## begin

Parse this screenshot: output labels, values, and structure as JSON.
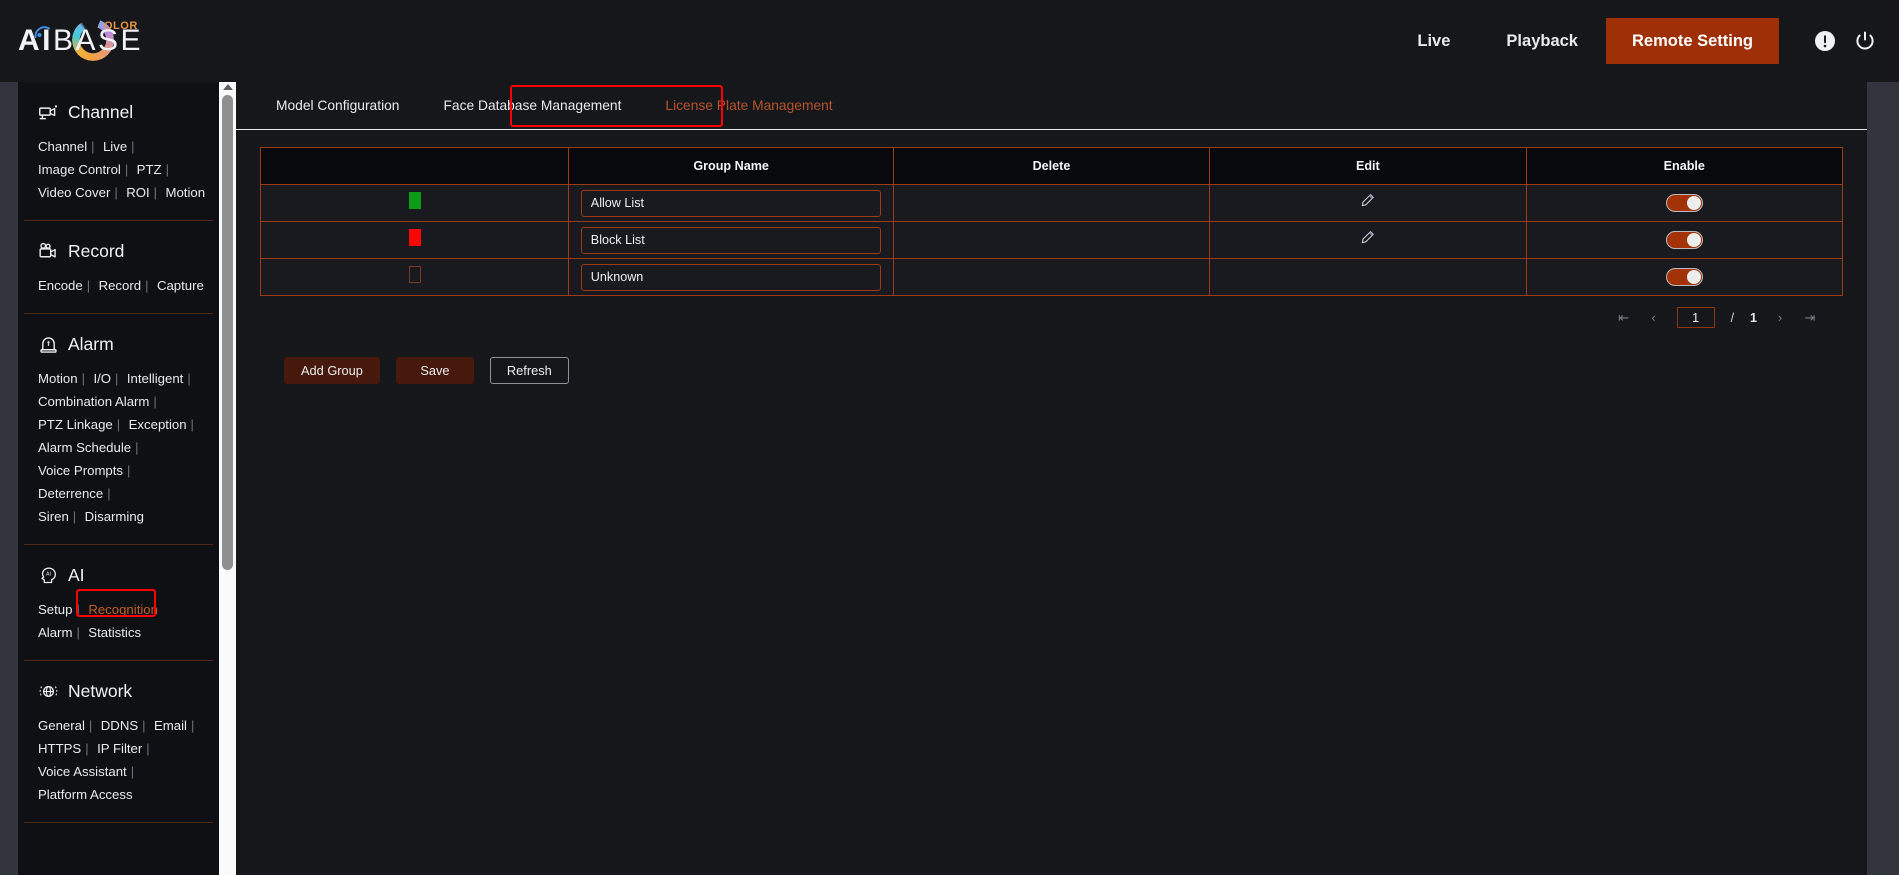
{
  "header": {
    "logo": {
      "ai": "AI",
      "base": "BASE",
      "olor": "OLOR",
      "arc_icon": "wifi-arc-icon"
    },
    "nav": [
      {
        "label": "Live",
        "active": false
      },
      {
        "label": "Playback",
        "active": false
      },
      {
        "label": "Remote Setting",
        "active": true
      }
    ],
    "icons": [
      {
        "name": "info-icon"
      },
      {
        "name": "power-icon"
      }
    ],
    "accent_color": "#9e2f07"
  },
  "sidebar": {
    "sections": [
      {
        "title": "Channel",
        "icon": "camera-icon",
        "links": [
          "Channel",
          "Live",
          "Image Control",
          "PTZ",
          "Video Cover",
          "ROI",
          "Motion"
        ]
      },
      {
        "title": "Record",
        "icon": "video-camera-icon",
        "links": [
          "Encode",
          "Record",
          "Capture"
        ]
      },
      {
        "title": "Alarm",
        "icon": "siren-icon",
        "links": [
          "Motion",
          "I/O",
          "Intelligent",
          "Combination Alarm",
          "PTZ Linkage",
          "Exception",
          "Alarm Schedule",
          "Voice Prompts",
          "Deterrence",
          "Siren",
          "Disarming"
        ]
      },
      {
        "title": "AI",
        "icon": "ai-head-icon",
        "links": [
          "Setup",
          "Recognition",
          "Alarm",
          "Statistics"
        ],
        "active_link": "Recognition"
      },
      {
        "title": "Network",
        "icon": "globe-icon",
        "links": [
          "General",
          "DDNS",
          "Email",
          "HTTPS",
          "IP Filter",
          "Voice Assistant",
          "Platform Access"
        ]
      }
    ],
    "highlight_color": "#ff0000",
    "active_link_color": "#c25e2a"
  },
  "tabs": [
    {
      "label": "Model Configuration",
      "active": false
    },
    {
      "label": "Face Database Management",
      "active": false
    },
    {
      "label": "License Plate Management",
      "active": true,
      "highlighted": true
    }
  ],
  "table": {
    "columns": [
      "",
      "Group Name",
      "Delete",
      "Edit",
      "Enable"
    ],
    "rows": [
      {
        "swatch_color": "#0c9b14",
        "group_name": "Allow List",
        "delete": "",
        "edit_icon": "pencil-icon",
        "has_edit": true,
        "enabled": true
      },
      {
        "swatch_color": "#fb0606",
        "group_name": "Block List",
        "delete": "",
        "edit_icon": "pencil-icon",
        "has_edit": true,
        "enabled": true
      },
      {
        "swatch_color": "transparent",
        "group_name": "Unknown",
        "delete": "",
        "edit_icon": "",
        "has_edit": false,
        "enabled": true
      }
    ]
  },
  "pagination": {
    "first_icon": "first-page-icon",
    "prev_icon": "prev-page-icon",
    "current_page": "1",
    "separator": "/",
    "total_pages": "1",
    "next_icon": "next-page-icon",
    "last_icon": "last-page-icon"
  },
  "buttons": [
    {
      "label": "Add Group",
      "style": "primary"
    },
    {
      "label": "Save",
      "style": "primary"
    },
    {
      "label": "Refresh",
      "style": "ghost"
    }
  ]
}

## end

§ Given request: Exclude the pictures and repeat every other part of the records word for word.

§ Worked solution:
Parse this screenshot: output labels, values, and structure as JSON.
{
  "header": {
    "logo": {
      "ai": "AI",
      "base": "BASE",
      "olor": "OLOR",
      "arc_icon": "wifi-arc-icon"
    },
    "nav": [
      {
        "label": "Live",
        "active": false
      },
      {
        "label": "Playback",
        "active": false
      },
      {
        "label": "Remote Setting",
        "active": true
      }
    ],
    "icons": [
      {
        "name": "info-icon"
      },
      {
        "name": "power-icon"
      }
    ],
    "accent_color": "#9e2f07"
  },
  "sidebar": {
    "sections": [
      {
        "title": "Channel",
        "icon": "camera-icon",
        "links": [
          "Channel",
          "Live",
          "Image Control",
          "PTZ",
          "Video Cover",
          "ROI",
          "Motion"
        ]
      },
      {
        "title": "Record",
        "icon": "video-camera-icon",
        "links": [
          "Encode",
          "Record",
          "Capture"
        ]
      },
      {
        "title": "Alarm",
        "icon": "siren-icon",
        "links": [
          "Motion",
          "I/O",
          "Intelligent",
          "Combination Alarm",
          "PTZ Linkage",
          "Exception",
          "Alarm Schedule",
          "Voice Prompts",
          "Deterrence",
          "Siren",
          "Disarming"
        ]
      },
      {
        "title": "AI",
        "icon": "ai-head-icon",
        "links": [
          "Setup",
          "Recognition",
          "Alarm",
          "Statistics"
        ],
        "active_link": "Recognition"
      },
      {
        "title": "Network",
        "icon": "globe-icon",
        "links": [
          "General",
          "DDNS",
          "Email",
          "HTTPS",
          "IP Filter",
          "Voice Assistant",
          "Platform Access"
        ]
      }
    ],
    "highlight_color": "#ff0000",
    "active_link_color": "#c25e2a"
  },
  "tabs": [
    {
      "label": "Model Configuration",
      "active": false
    },
    {
      "label": "Face Database Management",
      "active": false
    },
    {
      "label": "License Plate Management",
      "active": true,
      "highlighted": true
    }
  ],
  "table": {
    "columns": [
      "",
      "Group Name",
      "Delete",
      "Edit",
      "Enable"
    ],
    "rows": [
      {
        "swatch_color": "#0c9b14",
        "group_name": "Allow List",
        "delete": "",
        "edit_icon": "pencil-icon",
        "has_edit": true,
        "enabled": true
      },
      {
        "swatch_color": "#fb0606",
        "group_name": "Block List",
        "delete": "",
        "edit_icon": "pencil-icon",
        "has_edit": true,
        "enabled": true
      },
      {
        "swatch_color": "transparent",
        "group_name": "Unknown",
        "delete": "",
        "edit_icon": "",
        "has_edit": false,
        "enabled": true
      }
    ]
  },
  "pagination": {
    "first_icon": "first-page-icon",
    "prev_icon": "prev-page-icon",
    "current_page": "1",
    "separator": "/",
    "total_pages": "1",
    "next_icon": "next-page-icon",
    "last_icon": "last-page-icon"
  },
  "buttons": [
    {
      "label": "Add Group",
      "style": "primary"
    },
    {
      "label": "Save",
      "style": "primary"
    },
    {
      "label": "Refresh",
      "style": "ghost"
    }
  ]
}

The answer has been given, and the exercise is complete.